> **Quoted passage**
Mission: Accepted! U.S. College Admissions Insights
Mission: Accepted! U.S. College Admissions Insights
February 25, 2026
The University of California just released its preliminary undergraduate application data for Fall 2026. More than a quarter of a million students applied to the UC this year. The system received 251,907 undergraduate applications, a new all-time record. If that sounds like the whole story, it is not. The headline number is almost beside the point. What actually matters is what happened at each individual campus, and the picture there is far more uneven than the systemwide total suggests.
The 251,907 total is a modest increase over last year's 249,824. First-year applications across the system were essentially flat, while transfer applications grew meaningfully, with California Community College students driving most of that increase. California resident applications held steady, which is consistent with the UC's core mission of serving students from the state.
But averages can be misleading. The real story is in the campus-by-campus breakdown below, ranked by the size of the increase. Some of these numbers should genuinely change how students think about their college lists.
UC Santa Cruz | +18.7%
Total: 92,333 (+14,560 from last year) | First-year: 78,832 | Transfer: 13,501
This is the number that should get the most attention. Santa Cruz added more than 14,500 applications in a single year, a nearly 19 percent increase that is unlike anything else in the system this cycle. First-year applications alone jumped by more than 12,000. For students who have been treating Santa Cruz as a comfortable option on their list, that assumption deserves a hard look. A campus this size does not have the infrastructure to simply absorb 19 percent more applicants and admit them all. Admit rates will fall. Students relying on last year's figures to gauge their chances are working with outdated information. UCSC decisions are typically released in March.

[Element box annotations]
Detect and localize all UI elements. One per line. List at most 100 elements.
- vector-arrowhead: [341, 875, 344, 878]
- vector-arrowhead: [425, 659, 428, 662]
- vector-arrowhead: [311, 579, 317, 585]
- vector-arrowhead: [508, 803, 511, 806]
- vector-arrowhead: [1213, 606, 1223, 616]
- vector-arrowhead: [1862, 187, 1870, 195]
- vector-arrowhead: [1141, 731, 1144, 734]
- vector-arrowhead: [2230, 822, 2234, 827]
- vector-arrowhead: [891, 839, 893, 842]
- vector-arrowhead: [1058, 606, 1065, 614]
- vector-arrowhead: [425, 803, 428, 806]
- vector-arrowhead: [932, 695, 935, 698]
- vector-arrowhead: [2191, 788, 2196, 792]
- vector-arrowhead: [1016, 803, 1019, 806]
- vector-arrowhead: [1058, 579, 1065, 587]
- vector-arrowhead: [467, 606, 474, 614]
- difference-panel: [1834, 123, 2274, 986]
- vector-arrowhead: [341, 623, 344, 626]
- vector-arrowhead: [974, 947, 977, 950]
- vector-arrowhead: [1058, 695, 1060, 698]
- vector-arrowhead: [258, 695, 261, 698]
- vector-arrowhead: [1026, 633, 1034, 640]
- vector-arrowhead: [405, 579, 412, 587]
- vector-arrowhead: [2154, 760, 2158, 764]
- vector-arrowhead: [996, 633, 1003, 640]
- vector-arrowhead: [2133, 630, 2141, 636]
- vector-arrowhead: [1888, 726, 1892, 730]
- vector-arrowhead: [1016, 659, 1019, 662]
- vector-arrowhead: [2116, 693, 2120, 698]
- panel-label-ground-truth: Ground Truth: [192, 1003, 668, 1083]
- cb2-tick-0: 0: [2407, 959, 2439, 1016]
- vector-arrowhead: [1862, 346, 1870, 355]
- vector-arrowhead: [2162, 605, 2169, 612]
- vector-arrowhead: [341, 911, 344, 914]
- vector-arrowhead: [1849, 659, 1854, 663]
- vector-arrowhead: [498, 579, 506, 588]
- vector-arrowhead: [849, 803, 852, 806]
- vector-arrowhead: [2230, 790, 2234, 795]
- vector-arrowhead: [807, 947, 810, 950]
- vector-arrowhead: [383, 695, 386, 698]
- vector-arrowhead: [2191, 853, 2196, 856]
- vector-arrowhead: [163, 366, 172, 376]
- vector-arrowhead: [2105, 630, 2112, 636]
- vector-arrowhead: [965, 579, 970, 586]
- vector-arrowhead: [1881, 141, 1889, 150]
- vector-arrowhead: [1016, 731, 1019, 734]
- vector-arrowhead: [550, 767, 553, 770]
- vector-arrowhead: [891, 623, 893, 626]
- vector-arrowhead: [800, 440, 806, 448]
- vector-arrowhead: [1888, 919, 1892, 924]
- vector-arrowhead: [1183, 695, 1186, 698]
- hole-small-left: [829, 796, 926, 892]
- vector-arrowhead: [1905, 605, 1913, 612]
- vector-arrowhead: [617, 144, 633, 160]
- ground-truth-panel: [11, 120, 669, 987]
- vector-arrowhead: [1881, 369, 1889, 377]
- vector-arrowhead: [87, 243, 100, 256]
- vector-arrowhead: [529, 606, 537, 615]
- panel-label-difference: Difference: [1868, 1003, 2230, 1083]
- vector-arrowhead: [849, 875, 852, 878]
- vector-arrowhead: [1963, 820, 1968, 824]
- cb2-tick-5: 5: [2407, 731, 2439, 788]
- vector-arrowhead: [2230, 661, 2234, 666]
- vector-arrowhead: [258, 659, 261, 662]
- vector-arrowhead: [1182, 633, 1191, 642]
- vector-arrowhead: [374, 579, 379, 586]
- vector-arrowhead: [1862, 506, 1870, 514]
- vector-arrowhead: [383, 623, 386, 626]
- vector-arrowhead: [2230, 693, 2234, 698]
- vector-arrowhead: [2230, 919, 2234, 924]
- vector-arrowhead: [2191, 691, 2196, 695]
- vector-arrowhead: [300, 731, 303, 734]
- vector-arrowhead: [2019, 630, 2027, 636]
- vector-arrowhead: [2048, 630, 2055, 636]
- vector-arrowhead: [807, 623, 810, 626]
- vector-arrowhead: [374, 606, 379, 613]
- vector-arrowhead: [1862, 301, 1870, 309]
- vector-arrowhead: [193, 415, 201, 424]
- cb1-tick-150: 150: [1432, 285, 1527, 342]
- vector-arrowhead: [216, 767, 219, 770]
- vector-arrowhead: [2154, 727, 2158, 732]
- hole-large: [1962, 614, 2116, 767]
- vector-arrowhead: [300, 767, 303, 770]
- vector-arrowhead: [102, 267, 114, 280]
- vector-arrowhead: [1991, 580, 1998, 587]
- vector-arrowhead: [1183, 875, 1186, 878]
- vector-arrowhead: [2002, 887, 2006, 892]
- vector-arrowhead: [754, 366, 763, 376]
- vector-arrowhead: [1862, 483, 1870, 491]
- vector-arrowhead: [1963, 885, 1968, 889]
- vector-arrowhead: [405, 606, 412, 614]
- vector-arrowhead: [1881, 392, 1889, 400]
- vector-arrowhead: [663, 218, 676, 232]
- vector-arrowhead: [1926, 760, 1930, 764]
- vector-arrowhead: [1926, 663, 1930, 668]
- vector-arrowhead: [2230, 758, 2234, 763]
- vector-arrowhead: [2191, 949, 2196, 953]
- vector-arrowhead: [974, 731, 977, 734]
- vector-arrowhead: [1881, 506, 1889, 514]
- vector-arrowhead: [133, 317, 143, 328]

> **Instructions for the task**
Could you rewrite the UC application data post from "The 251,907 total" through "their college lists.", using "deceptive" where it says "misleading"?

> **Task result**
The 251,907 total is a modest increase over last year's 249,824. First-year applications across the system were essentially flat, while transfer applications grew meaningfully, with California Community College students driving most of that increase. California resident applications held steady, which is consistent with the UC's core mission of serving students from the state.
But averages can be deceptive. The real story is in the campus-by-campus breakdown below, ranked by the size of the increase. Some of these numbers should genuinely change how students think about their college lists.